--- Start Stored records ---

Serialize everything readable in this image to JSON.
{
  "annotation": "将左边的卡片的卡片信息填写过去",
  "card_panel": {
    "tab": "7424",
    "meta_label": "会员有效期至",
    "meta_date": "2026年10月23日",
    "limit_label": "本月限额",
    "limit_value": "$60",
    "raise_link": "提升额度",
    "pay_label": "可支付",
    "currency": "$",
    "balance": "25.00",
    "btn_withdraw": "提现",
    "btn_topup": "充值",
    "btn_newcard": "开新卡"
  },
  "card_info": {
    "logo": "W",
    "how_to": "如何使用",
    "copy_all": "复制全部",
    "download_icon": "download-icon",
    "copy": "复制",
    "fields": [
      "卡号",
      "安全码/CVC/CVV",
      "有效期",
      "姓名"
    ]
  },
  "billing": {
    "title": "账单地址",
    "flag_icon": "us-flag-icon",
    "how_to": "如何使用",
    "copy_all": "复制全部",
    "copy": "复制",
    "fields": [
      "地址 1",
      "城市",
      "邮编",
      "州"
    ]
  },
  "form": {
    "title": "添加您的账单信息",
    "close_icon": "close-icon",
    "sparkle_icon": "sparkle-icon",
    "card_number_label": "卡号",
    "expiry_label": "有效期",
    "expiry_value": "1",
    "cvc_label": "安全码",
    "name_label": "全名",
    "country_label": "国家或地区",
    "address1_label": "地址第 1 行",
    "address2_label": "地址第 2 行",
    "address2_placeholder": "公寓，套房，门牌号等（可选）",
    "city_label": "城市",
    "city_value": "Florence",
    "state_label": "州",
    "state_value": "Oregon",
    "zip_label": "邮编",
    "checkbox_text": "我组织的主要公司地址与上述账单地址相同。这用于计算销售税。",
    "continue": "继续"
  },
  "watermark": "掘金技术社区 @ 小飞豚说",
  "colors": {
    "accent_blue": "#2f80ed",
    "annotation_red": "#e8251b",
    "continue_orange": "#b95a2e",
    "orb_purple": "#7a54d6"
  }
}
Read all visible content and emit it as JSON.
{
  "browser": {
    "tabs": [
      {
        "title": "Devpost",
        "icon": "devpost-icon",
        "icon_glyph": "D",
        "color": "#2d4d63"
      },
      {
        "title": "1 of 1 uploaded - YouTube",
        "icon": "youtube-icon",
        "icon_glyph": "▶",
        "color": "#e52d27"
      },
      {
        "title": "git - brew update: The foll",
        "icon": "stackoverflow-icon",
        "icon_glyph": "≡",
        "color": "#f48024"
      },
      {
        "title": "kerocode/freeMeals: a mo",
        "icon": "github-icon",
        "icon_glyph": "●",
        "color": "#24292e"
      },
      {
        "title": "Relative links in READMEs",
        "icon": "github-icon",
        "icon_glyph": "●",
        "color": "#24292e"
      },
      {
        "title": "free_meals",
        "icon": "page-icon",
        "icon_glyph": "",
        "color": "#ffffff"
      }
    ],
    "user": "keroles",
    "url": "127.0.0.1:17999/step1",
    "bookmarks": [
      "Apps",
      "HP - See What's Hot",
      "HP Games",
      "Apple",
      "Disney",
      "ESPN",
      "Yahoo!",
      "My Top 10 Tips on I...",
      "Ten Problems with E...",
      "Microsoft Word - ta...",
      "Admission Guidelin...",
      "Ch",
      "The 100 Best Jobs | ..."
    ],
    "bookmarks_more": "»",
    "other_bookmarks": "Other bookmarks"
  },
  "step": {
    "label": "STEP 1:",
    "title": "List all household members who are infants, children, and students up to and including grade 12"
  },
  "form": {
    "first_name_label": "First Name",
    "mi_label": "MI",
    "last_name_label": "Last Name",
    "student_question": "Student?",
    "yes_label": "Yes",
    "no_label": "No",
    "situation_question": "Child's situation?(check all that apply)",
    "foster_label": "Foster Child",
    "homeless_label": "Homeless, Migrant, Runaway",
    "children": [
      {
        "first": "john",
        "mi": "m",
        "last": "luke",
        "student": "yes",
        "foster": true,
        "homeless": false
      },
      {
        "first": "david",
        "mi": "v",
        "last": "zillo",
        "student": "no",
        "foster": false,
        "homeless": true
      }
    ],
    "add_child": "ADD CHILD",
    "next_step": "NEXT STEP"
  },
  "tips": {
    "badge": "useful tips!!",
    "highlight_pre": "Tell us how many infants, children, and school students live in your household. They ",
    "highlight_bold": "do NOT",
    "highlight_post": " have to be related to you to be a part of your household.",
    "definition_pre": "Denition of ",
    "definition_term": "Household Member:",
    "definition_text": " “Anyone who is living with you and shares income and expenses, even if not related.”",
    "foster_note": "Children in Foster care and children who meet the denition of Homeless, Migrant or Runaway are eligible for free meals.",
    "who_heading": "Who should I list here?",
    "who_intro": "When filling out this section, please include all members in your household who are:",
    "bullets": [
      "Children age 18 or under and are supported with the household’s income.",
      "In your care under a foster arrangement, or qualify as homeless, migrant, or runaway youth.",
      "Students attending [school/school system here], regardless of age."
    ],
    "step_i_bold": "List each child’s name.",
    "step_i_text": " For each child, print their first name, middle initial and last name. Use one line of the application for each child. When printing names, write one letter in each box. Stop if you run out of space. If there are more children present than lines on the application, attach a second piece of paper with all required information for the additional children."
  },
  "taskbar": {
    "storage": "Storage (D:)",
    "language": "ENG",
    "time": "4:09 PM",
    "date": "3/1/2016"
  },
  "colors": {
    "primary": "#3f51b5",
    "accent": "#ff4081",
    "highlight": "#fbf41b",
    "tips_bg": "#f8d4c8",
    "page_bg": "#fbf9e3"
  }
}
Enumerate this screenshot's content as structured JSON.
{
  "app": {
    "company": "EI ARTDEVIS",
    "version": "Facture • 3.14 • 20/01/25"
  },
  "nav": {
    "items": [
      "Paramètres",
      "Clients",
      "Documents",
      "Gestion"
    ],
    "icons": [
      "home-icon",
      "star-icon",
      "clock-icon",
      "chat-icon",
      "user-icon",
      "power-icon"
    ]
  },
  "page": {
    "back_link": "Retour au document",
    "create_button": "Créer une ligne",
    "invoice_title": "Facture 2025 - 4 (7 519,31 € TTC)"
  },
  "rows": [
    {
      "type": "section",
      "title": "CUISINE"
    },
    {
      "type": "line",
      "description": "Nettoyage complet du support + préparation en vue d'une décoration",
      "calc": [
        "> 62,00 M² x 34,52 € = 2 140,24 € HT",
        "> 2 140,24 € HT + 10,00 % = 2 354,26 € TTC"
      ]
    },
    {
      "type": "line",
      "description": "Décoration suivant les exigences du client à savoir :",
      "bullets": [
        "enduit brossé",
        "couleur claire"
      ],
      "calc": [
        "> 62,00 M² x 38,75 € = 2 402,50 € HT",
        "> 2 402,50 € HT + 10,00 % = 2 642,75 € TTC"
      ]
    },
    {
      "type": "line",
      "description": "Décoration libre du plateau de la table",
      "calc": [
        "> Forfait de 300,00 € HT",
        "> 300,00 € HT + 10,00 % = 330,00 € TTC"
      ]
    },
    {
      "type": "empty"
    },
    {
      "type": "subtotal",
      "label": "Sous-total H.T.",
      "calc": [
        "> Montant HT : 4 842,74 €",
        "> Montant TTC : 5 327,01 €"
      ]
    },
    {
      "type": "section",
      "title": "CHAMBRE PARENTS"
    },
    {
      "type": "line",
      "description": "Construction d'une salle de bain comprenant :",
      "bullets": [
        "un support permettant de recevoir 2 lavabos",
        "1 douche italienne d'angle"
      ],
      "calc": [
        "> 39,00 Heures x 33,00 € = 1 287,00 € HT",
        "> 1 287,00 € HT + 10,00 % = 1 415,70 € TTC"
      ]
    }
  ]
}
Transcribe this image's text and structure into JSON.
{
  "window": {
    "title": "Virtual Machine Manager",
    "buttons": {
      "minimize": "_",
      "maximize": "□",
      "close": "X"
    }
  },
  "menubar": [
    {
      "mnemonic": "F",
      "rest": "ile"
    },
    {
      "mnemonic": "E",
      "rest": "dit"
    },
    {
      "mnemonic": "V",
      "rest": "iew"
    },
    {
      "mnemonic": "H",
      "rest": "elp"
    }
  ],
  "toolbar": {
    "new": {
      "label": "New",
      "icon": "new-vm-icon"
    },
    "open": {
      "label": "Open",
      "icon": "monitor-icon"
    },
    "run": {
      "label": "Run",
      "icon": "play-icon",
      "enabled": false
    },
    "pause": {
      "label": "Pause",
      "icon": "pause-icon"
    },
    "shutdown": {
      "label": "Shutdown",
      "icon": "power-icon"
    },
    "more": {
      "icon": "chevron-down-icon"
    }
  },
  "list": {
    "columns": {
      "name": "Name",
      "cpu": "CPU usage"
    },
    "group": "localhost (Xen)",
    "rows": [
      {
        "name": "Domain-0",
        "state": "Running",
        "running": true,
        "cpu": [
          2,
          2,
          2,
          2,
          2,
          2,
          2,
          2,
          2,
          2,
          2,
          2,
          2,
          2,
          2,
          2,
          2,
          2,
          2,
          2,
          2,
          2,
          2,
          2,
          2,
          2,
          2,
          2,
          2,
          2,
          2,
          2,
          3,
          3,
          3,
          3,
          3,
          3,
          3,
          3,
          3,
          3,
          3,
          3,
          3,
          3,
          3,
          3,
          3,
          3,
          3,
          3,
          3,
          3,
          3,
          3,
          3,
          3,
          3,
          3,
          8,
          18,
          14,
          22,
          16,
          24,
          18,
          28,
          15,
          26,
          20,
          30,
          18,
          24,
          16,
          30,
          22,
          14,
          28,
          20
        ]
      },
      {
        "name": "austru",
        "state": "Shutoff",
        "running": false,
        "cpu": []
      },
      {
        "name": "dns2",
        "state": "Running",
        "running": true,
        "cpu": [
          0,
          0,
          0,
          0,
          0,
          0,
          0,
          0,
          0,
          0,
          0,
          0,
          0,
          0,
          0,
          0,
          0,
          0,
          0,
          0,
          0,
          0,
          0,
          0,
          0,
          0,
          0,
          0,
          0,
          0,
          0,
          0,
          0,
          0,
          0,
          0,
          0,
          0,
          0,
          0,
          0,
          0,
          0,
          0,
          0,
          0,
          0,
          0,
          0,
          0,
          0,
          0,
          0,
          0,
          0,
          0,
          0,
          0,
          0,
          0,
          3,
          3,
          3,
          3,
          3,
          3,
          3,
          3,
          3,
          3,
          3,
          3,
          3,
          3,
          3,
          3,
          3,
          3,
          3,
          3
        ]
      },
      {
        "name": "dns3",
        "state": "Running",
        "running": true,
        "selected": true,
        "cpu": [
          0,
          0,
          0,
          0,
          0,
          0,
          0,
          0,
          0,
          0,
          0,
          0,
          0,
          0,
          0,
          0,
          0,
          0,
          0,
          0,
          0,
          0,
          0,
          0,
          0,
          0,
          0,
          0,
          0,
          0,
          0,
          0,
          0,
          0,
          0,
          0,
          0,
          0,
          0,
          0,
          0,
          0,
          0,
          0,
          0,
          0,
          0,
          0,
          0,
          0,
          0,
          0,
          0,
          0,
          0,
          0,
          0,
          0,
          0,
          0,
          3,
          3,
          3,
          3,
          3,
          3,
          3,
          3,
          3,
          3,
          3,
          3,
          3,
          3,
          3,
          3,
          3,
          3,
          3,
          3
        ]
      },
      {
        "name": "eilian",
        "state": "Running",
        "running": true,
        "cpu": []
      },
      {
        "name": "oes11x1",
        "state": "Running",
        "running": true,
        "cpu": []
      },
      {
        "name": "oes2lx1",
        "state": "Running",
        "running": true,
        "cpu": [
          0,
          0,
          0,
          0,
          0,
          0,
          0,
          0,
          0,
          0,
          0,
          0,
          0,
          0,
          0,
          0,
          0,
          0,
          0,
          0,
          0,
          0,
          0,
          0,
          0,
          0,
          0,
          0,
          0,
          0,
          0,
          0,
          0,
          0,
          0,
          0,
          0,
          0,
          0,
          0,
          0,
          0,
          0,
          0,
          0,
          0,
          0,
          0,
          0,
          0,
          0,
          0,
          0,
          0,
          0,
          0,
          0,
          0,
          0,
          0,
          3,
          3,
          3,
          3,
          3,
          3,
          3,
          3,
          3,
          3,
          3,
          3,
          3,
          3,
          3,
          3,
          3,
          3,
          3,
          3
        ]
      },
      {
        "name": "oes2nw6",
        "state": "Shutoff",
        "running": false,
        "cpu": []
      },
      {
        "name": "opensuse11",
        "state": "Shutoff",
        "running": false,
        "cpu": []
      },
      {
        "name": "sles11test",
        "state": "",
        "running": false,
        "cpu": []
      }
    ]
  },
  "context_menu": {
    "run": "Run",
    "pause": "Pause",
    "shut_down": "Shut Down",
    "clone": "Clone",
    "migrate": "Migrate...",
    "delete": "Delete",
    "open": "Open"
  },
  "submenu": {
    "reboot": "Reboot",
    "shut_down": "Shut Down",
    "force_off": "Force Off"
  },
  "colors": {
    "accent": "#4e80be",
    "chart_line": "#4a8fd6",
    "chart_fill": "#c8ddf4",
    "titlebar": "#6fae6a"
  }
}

--- End Stored records ---

● Task requirements:
Extract lines where the string "description" occurs.

● Answer below:
      "description": "Nettoyage complet du support + préparation en vue d'une décoration",
      "description": "Décoration suivant les exigences du client à savoir :",
      "description": "Décoration libre du plateau de la table",
      "description": "Construction d'une salle de bain comprenant :",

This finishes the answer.